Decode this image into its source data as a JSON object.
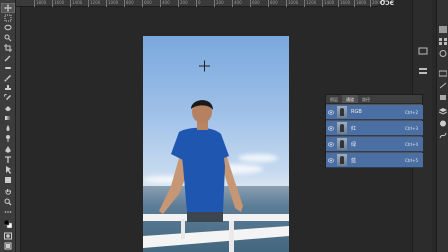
{
  "app": {
    "corner_text": "ƠƆЄ"
  },
  "ruler": {
    "top_ticks": [
      "1800",
      "1600",
      "1400",
      "1200",
      "1000",
      "800",
      "600",
      "400",
      "200",
      "0",
      "200",
      "400",
      "600",
      "800",
      "1000",
      "1200",
      "1400",
      "1600",
      "1800",
      "2000"
    ]
  },
  "toolbar": {
    "tools": [
      "move-icon",
      "marquee-icon",
      "lasso-icon",
      "quick-select-icon",
      "crop-icon",
      "eyedropper-icon",
      "healing-icon",
      "brush-icon",
      "stamp-icon",
      "history-brush-icon",
      "eraser-icon",
      "gradient-icon",
      "blur-icon",
      "dodge-icon",
      "pen-icon",
      "type-icon",
      "path-select-icon",
      "shape-icon",
      "hand-icon",
      "zoom-icon",
      "more-icon",
      "color-swatch-icon",
      "quickmask-icon",
      "screen-mode-icon"
    ]
  },
  "panel": {
    "tabs": [
      "图层",
      "通道",
      "路径"
    ],
    "active_tab": "通道",
    "channels": [
      {
        "name": "RGB",
        "shortcut": "Ctrl+2"
      },
      {
        "name": "红",
        "shortcut": "Ctrl+3"
      },
      {
        "name": "绿",
        "shortcut": "Ctrl+4"
      },
      {
        "name": "蓝",
        "shortcut": "Ctrl+5"
      }
    ]
  },
  "colors": {
    "selected_channel": "#4b6fa3",
    "workspace": "#282828",
    "panel": "#535353"
  }
}
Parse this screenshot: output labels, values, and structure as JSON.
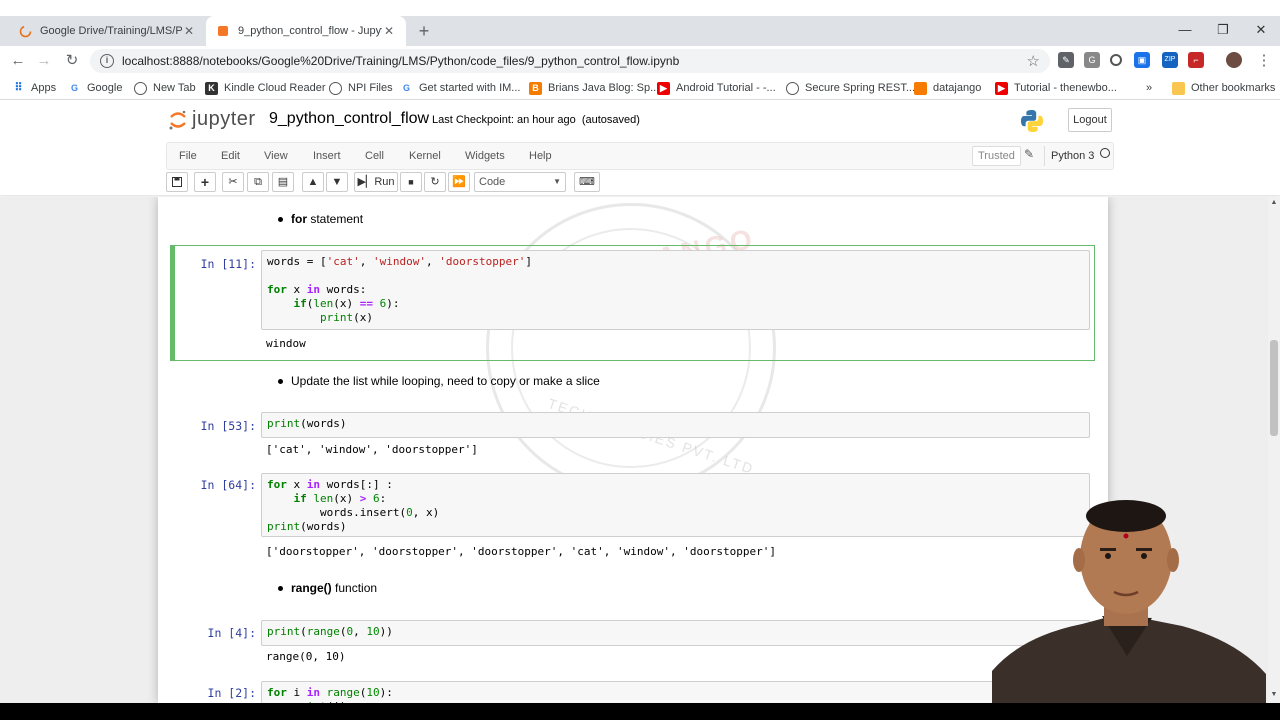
{
  "browser": {
    "tabs": [
      {
        "label": "Google Drive/Training/LMS/Pytho"
      },
      {
        "label": "9_python_control_flow - Jupyter"
      }
    ],
    "url": "localhost:8888/notebooks/Google%20Drive/Training/LMS/Python/code_files/9_python_control_flow.ipynb",
    "bookmarks": [
      "Apps",
      "Google",
      "New Tab",
      "Kindle Cloud Reader",
      "NPI Files",
      "Get started with IM...",
      "Brians Java Blog: Sp...",
      "Android Tutorial - -...",
      "Secure Spring REST...",
      "datajango",
      "Tutorial - thenewbo..."
    ],
    "other_bookmarks": "Other bookmarks",
    "more": "»"
  },
  "jupyter": {
    "logo_text": "jupyter",
    "notebook_name": "9_python_control_flow",
    "checkpoint": "Last Checkpoint: an hour ago",
    "autosave": "(autosaved)",
    "logout": "Logout",
    "menus": [
      "File",
      "Edit",
      "View",
      "Insert",
      "Cell",
      "Kernel",
      "Widgets",
      "Help"
    ],
    "trusted": "Trusted",
    "kernel": "Python 3",
    "run_label": "Run",
    "cell_type": "Code"
  },
  "notebook": {
    "md1_bold": "for",
    "md1_rest": " statement",
    "cell1_prompt": "In [11]:",
    "cell1_output": "window",
    "md2": "Update the list while looping, need to copy or make a slice",
    "cell2_prompt": "In [53]:",
    "cell2_output": "['cat', 'window', 'doorstopper']",
    "cell3_prompt": "In [64]:",
    "cell3_output": "['doorstopper', 'doorstopper', 'doorstopper', 'cat', 'window', 'doorstopper']",
    "md3_bold": "range()",
    "md3_rest": " function",
    "cell4_prompt": "In [4]:",
    "cell4_output": "range(0, 10)",
    "cell5_prompt": "In [2]:"
  },
  "watermark": {
    "top": "DATA JANGO",
    "bottom": "TECHNOLOGIES PVT. LTD."
  }
}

####

_Exercise brief_. Repeat every record precisely. Any picture among them stays out of the copy.

_Output for this task_.
Decode this image into its source data as a JSON object.
{
  "app": {
    "corner_text": "ƠƆЄ"
  },
  "ruler": {
    "top_ticks": [
      "1800",
      "1600",
      "1400",
      "1200",
      "1000",
      "800",
      "600",
      "400",
      "200",
      "0",
      "200",
      "400",
      "600",
      "800",
      "1000",
      "1200",
      "1400",
      "1600",
      "1800",
      "2000"
    ]
  },
  "toolbar": {
    "tools": [
      "move-icon",
      "marquee-icon",
      "lasso-icon",
      "quick-select-icon",
      "crop-icon",
      "eyedropper-icon",
      "healing-icon",
      "brush-icon",
      "stamp-icon",
      "history-brush-icon",
      "eraser-icon",
      "gradient-icon",
      "blur-icon",
      "dodge-icon",
      "pen-icon",
      "type-icon",
      "path-select-icon",
      "shape-icon",
      "hand-icon",
      "zoom-icon",
      "more-icon",
      "color-swatch-icon",
      "quickmask-icon",
      "screen-mode-icon"
    ]
  },
  "panel": {
    "tabs": [
      "图层",
      "通道",
      "路径"
    ],
    "active_tab": "通道",
    "channels": [
      {
        "name": "RGB",
        "shortcut": "Ctrl+2"
      },
      {
        "name": "红",
        "shortcut": "Ctrl+3"
      },
      {
        "name": "绿",
        "shortcut": "Ctrl+4"
      },
      {
        "name": "蓝",
        "shortcut": "Ctrl+5"
      }
    ]
  },
  "colors": {
    "selected_channel": "#4b6fa3",
    "workspace": "#282828",
    "panel": "#535353"
  }
}
Parse this screenshot: output labels, values, and structure as JSON.
{
  "browser": {
    "tabs": [
      {
        "label": "Google Drive/Training/LMS/Pytho"
      },
      {
        "label": "9_python_control_flow - Jupyter"
      }
    ],
    "url": "localhost:8888/notebooks/Google%20Drive/Training/LMS/Python/code_files/9_python_control_flow.ipynb",
    "bookmarks": [
      "Apps",
      "Google",
      "New Tab",
      "Kindle Cloud Reader",
      "NPI Files",
      "Get started with IM...",
      "Brians Java Blog: Sp...",
      "Android Tutorial - -...",
      "Secure Spring REST...",
      "datajango",
      "Tutorial - thenewbo..."
    ],
    "other_bookmarks": "Other bookmarks",
    "more": "»"
  },
  "jupyter": {
    "logo_text": "jupyter",
    "notebook_name": "9_python_control_flow",
    "checkpoint": "Last Checkpoint: an hour ago",
    "autosave": "(autosaved)",
    "logout": "Logout",
    "menus": [
      "File",
      "Edit",
      "View",
      "Insert",
      "Cell",
      "Kernel",
      "Widgets",
      "Help"
    ],
    "trusted": "Trusted",
    "kernel": "Python 3",
    "run_label": "Run",
    "cell_type": "Code"
  },
  "notebook": {
    "md1_bold": "for",
    "md1_rest": " statement",
    "cell1_prompt": "In [11]:",
    "cell1_output": "window",
    "md2": "Update the list while looping, need to copy or make a slice",
    "cell2_prompt": "In [53]:",
    "cell2_output": "['cat', 'window', 'doorstopper']",
    "cell3_prompt": "In [64]:",
    "cell3_output": "['doorstopper', 'doorstopper', 'doorstopper', 'cat', 'window', 'doorstopper']",
    "md3_bold": "range()",
    "md3_rest": " function",
    "cell4_prompt": "In [4]:",
    "cell4_output": "range(0, 10)",
    "cell5_prompt": "In [2]:"
  },
  "watermark": {
    "top": "DATA JANGO",
    "bottom": "TECHNOLOGIES PVT. LTD."
  }
}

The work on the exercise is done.